▶ _WORK TO BE COMPLETED_: Review the material line by line. Identify and copy every line that contains the string "организациях".

— START OF DATASET —

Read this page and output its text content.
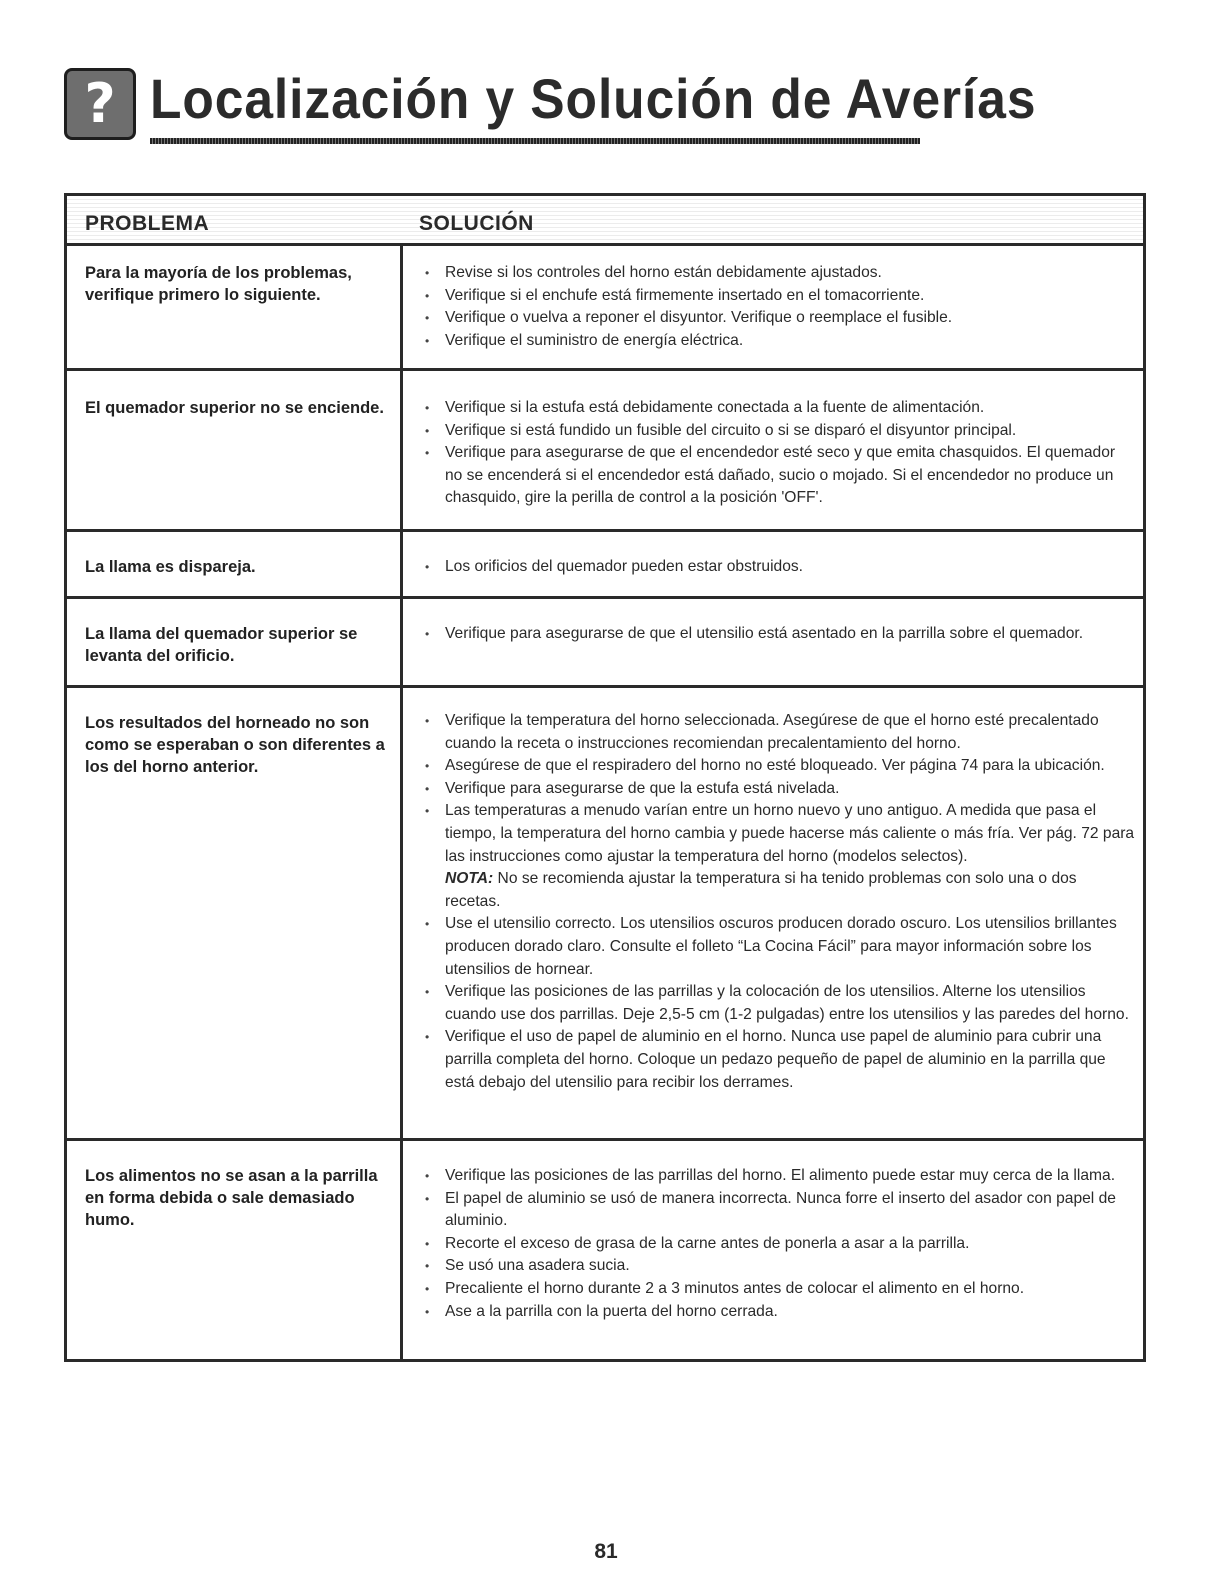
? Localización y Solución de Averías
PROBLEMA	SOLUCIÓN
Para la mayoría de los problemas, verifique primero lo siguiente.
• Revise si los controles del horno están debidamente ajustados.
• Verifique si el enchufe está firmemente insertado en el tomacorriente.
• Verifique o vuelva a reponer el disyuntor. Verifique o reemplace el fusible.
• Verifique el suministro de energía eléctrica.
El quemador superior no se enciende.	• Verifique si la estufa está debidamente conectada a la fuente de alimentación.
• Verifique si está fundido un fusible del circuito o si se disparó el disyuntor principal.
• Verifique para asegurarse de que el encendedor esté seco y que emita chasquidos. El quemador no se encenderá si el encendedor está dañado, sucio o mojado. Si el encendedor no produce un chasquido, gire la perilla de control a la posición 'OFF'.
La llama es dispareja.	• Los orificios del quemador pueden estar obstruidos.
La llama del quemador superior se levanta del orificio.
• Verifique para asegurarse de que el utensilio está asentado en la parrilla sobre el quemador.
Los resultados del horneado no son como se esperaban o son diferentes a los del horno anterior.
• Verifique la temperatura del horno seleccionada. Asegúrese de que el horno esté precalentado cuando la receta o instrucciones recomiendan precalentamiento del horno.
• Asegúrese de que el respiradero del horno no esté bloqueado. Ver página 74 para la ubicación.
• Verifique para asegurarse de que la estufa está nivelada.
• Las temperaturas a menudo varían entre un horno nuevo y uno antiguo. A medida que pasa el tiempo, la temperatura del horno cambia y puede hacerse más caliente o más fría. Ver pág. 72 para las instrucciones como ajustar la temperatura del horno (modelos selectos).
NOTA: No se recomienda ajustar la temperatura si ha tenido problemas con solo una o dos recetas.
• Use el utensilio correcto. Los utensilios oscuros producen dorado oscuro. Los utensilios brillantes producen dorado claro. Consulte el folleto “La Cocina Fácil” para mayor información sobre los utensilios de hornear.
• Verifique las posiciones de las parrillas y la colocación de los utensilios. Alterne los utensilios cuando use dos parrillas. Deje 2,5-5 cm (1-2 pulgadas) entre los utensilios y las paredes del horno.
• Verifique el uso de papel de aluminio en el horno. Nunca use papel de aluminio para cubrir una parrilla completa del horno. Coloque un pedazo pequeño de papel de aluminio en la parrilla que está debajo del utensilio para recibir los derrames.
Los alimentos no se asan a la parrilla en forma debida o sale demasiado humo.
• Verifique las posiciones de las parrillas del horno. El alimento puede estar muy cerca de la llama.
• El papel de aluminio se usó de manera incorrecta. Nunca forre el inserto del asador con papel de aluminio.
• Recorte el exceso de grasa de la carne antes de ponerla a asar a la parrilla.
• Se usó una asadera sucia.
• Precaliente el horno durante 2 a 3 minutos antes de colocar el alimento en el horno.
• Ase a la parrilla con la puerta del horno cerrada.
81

— END OF DATASET —
— START OF DATASET —

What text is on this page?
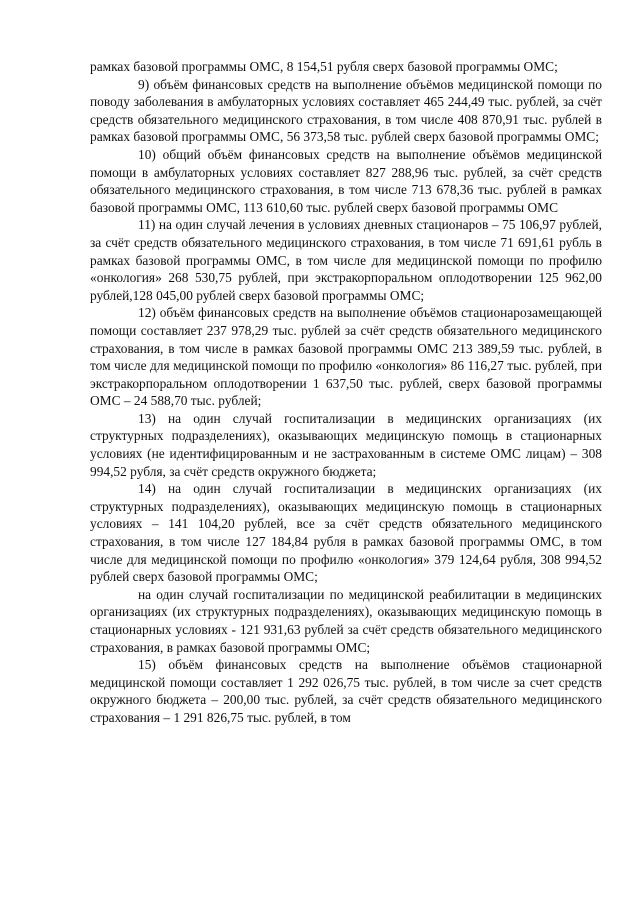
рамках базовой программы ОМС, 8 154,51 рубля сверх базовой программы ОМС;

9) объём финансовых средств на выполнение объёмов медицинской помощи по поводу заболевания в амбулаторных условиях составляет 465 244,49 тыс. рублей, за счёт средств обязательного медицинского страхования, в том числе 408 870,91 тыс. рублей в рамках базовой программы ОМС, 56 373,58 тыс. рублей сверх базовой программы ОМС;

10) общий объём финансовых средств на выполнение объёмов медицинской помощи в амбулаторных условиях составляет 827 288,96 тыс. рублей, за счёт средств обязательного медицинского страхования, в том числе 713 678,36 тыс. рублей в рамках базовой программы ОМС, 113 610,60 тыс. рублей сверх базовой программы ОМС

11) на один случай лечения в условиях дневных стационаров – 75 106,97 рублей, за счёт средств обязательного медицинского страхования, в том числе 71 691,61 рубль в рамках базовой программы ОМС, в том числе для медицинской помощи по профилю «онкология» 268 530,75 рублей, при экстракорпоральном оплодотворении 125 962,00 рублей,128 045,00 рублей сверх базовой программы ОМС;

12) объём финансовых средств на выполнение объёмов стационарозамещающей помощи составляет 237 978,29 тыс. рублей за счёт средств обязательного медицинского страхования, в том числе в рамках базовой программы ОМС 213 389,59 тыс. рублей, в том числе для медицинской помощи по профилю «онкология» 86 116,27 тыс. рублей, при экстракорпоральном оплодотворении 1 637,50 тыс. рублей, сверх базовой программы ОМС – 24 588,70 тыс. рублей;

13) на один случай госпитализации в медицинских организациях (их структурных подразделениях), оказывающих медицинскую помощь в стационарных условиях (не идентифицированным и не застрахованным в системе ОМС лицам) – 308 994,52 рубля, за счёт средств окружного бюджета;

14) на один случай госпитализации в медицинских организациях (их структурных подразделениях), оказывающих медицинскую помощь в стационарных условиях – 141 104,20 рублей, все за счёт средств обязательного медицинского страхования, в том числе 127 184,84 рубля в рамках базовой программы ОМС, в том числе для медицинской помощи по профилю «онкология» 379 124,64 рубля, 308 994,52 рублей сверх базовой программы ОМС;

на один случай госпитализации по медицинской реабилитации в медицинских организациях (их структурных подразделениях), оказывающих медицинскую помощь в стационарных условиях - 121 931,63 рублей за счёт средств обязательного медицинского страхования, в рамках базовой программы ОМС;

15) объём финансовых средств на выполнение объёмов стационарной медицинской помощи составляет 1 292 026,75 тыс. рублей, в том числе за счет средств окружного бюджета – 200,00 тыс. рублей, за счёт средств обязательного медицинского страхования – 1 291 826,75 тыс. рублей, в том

— END OF DATASET —
— START OF DATASET —

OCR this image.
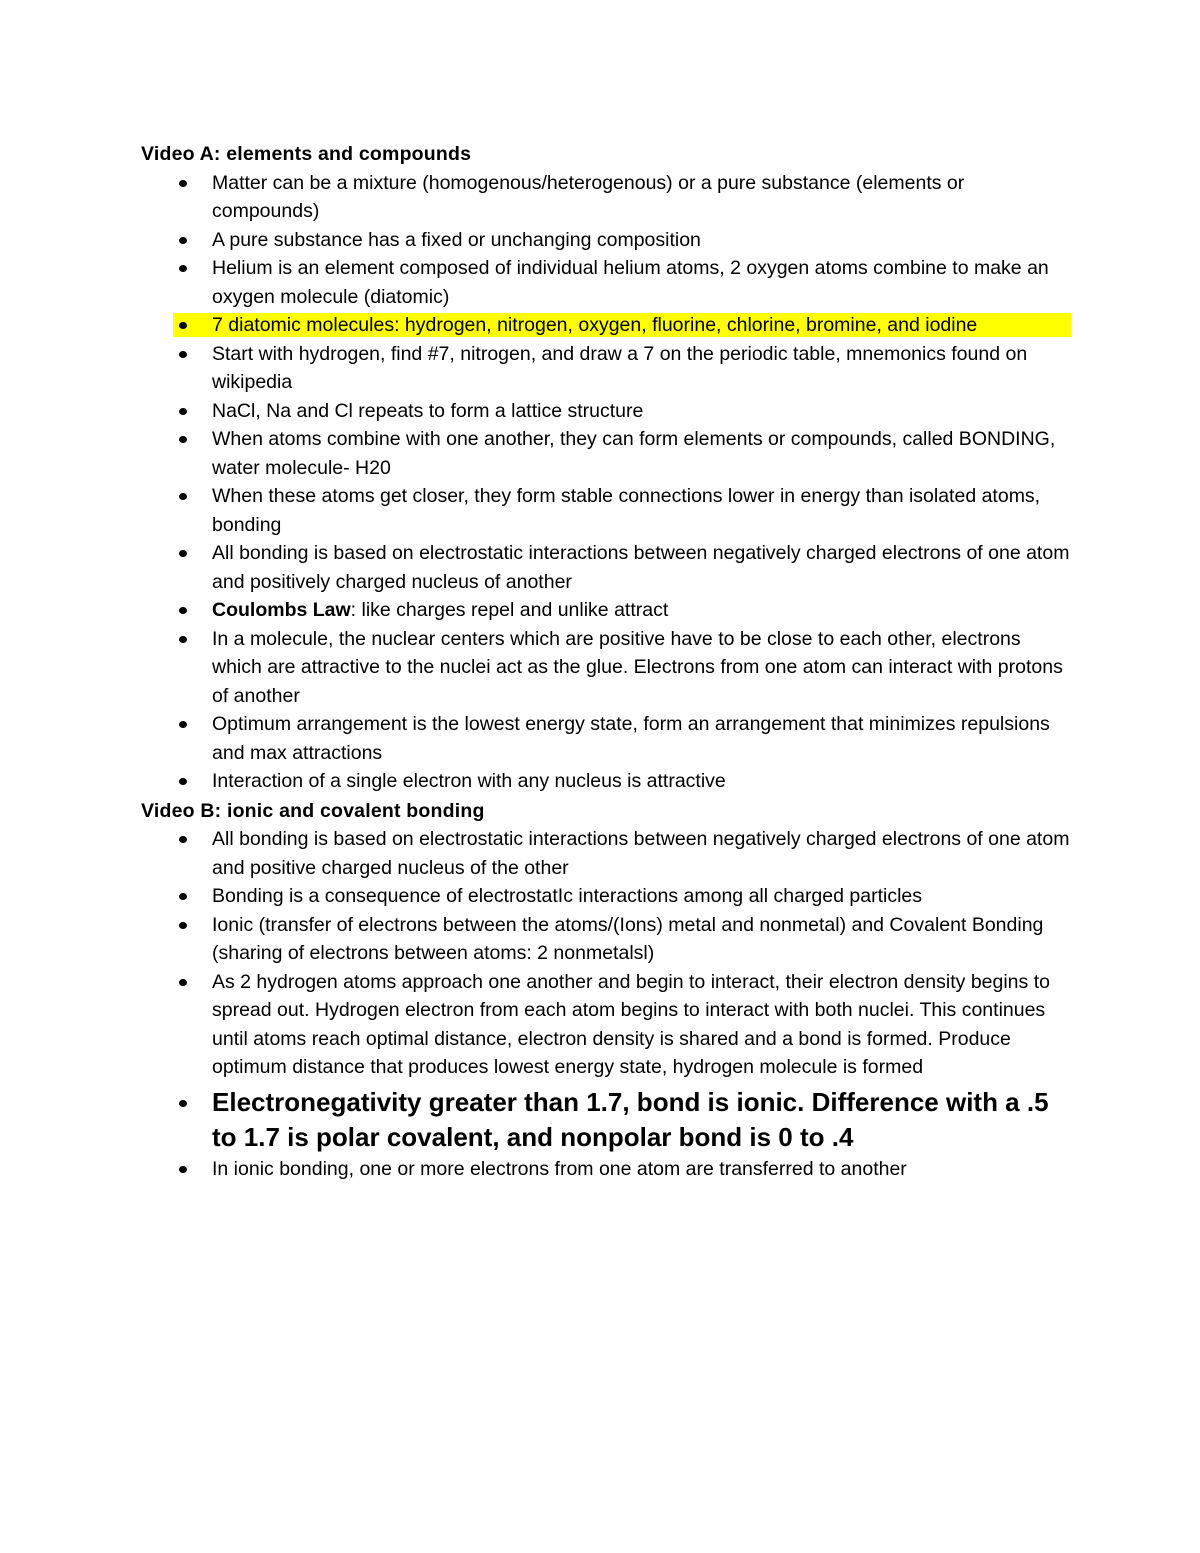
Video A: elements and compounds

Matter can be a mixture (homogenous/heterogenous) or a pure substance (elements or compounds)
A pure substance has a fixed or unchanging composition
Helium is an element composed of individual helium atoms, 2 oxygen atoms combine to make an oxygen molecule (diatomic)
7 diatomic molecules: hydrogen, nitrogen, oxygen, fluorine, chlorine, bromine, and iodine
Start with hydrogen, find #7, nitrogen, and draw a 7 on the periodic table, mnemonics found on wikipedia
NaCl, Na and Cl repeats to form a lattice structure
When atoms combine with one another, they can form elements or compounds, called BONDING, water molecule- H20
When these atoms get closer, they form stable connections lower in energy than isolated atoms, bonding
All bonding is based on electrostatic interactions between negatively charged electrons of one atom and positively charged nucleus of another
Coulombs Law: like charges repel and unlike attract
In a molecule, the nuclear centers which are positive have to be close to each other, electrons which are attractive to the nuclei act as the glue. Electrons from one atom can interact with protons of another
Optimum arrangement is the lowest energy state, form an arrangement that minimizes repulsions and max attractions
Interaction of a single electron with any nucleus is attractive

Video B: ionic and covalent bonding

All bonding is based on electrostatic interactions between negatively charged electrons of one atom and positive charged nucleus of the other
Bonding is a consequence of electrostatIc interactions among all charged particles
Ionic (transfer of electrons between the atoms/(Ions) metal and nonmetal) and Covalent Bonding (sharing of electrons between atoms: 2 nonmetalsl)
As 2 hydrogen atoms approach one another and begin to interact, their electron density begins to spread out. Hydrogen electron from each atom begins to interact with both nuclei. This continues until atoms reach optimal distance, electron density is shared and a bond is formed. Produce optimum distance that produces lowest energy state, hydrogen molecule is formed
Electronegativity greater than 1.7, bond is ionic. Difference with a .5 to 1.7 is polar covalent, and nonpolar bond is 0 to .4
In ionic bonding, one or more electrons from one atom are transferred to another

— END OF DATASET —

▶ _SOLUTION TO THIS TASK_:
13) на один случай госпитализации в медицинских организациях (их структурных подразделениях), оказывающих медицинскую помощь в стационарных условиях (не идентифицированным и не застрахованным в системе ОМС лицам) – 308 994,52 рубля, за счёт средств окружного бюджета;
14) на один случай госпитализации в медицинских организациях (их структурных подразделениях), оказывающих медицинскую помощь в стационарных условиях – 141 104,20 рублей, все за счёт средств обязательного медицинского страхования, в том числе 127 184,84 рубля в рамках базовой программы ОМС, в том числе для медицинской помощи по профилю «онкология» 379 124,64 рубля, 308 994,52 рублей сверх базовой программы ОМС;
на один случай госпитализации по медицинской реабилитации в медицинских организациях (их структурных подразделениях), оказывающих медицинскую помощь в стационарных условиях - 121 931,63 рублей за счёт средств обязательного медицинского страхования, в рамках базовой программы ОМС;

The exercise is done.